▸ **Work instructions**
Set all the material down again unchanged, without the pictures.

▸ **Given entries**

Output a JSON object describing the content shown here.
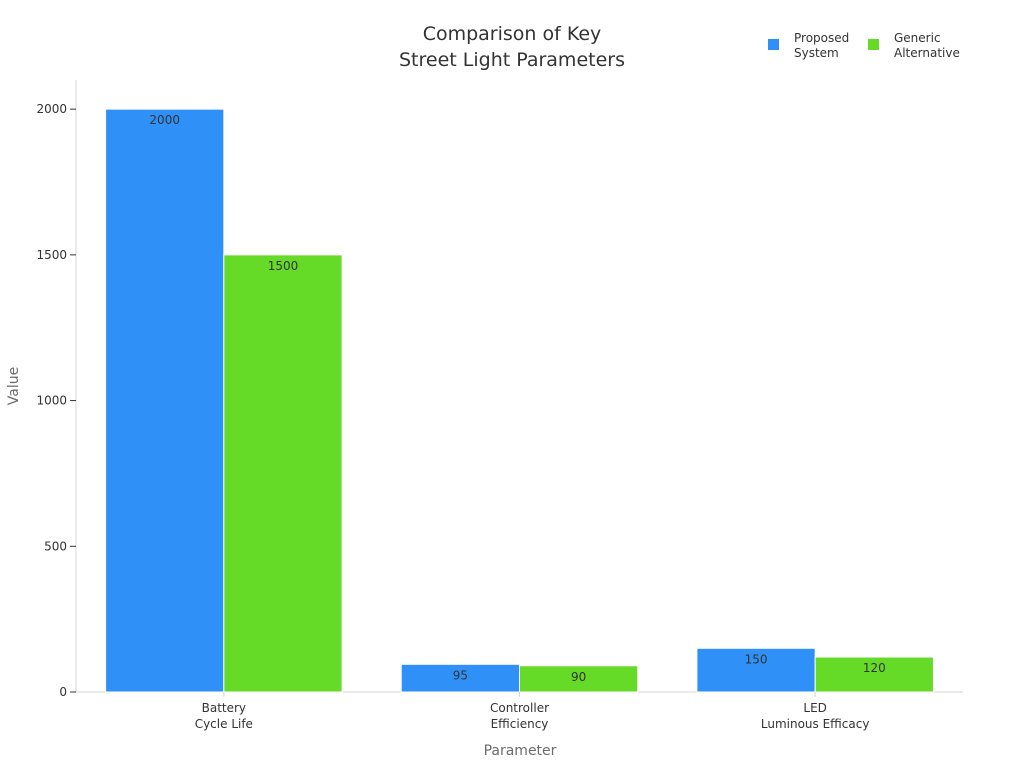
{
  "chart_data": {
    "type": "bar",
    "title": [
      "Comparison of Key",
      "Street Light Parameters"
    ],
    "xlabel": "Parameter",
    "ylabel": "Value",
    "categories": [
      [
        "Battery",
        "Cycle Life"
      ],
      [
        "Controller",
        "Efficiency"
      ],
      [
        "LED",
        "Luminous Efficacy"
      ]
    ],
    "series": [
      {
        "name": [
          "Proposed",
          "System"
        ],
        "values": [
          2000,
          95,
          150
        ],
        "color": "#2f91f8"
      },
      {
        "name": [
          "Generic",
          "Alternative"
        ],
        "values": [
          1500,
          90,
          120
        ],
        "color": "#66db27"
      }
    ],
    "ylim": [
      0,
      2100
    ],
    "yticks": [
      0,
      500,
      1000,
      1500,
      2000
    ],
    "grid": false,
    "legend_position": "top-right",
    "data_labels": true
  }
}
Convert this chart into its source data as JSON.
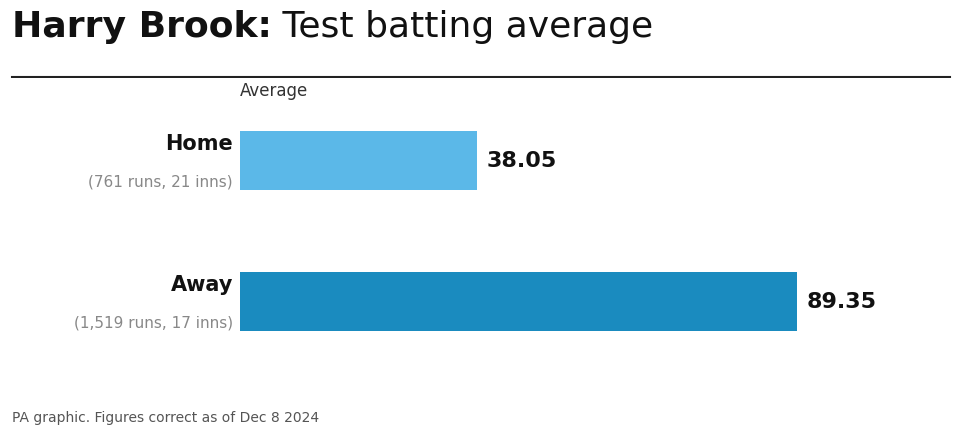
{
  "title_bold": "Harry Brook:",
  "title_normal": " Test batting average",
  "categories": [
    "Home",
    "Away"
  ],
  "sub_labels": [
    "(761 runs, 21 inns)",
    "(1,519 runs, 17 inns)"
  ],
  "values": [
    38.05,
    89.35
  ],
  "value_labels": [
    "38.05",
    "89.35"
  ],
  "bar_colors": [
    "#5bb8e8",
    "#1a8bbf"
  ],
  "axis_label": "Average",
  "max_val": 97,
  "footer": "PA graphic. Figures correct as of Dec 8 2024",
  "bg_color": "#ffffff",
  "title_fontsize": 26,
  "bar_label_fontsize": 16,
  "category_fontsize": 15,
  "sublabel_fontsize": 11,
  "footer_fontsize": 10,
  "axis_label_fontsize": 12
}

▸ **Solution to this exercise**
Output a JSON object describing the content shown here.
{
  "chart_data": {
    "type": "bar",
    "title": [
      "Comparison of Key",
      "Street Light Parameters"
    ],
    "xlabel": "Parameter",
    "ylabel": "Value",
    "categories": [
      [
        "Battery",
        "Cycle Life"
      ],
      [
        "Controller",
        "Efficiency"
      ],
      [
        "LED",
        "Luminous Efficacy"
      ]
    ],
    "series": [
      {
        "name": [
          "Proposed",
          "System"
        ],
        "values": [
          2000,
          95,
          150
        ],
        "color": "#2f91f8"
      },
      {
        "name": [
          "Generic",
          "Alternative"
        ],
        "values": [
          1500,
          90,
          120
        ],
        "color": "#66db27"
      }
    ],
    "ylim": [
      0,
      2100
    ],
    "yticks": [
      0,
      500,
      1000,
      1500,
      2000
    ],
    "grid": false,
    "legend_position": "top-right",
    "data_labels": true
  }
}
Convert this chart into its source data as JSON.
{
  "title_bold": "Harry Brook:",
  "title_normal": " Test batting average",
  "categories": [
    "Home",
    "Away"
  ],
  "sub_labels": [
    "(761 runs, 21 inns)",
    "(1,519 runs, 17 inns)"
  ],
  "values": [
    38.05,
    89.35
  ],
  "value_labels": [
    "38.05",
    "89.35"
  ],
  "bar_colors": [
    "#5bb8e8",
    "#1a8bbf"
  ],
  "axis_label": "Average",
  "max_val": 97,
  "footer": "PA graphic. Figures correct as of Dec 8 2024",
  "bg_color": "#ffffff",
  "title_fontsize": 26,
  "bar_label_fontsize": 16,
  "category_fontsize": 15,
  "sublabel_fontsize": 11,
  "footer_fontsize": 10,
  "axis_label_fontsize": 12
}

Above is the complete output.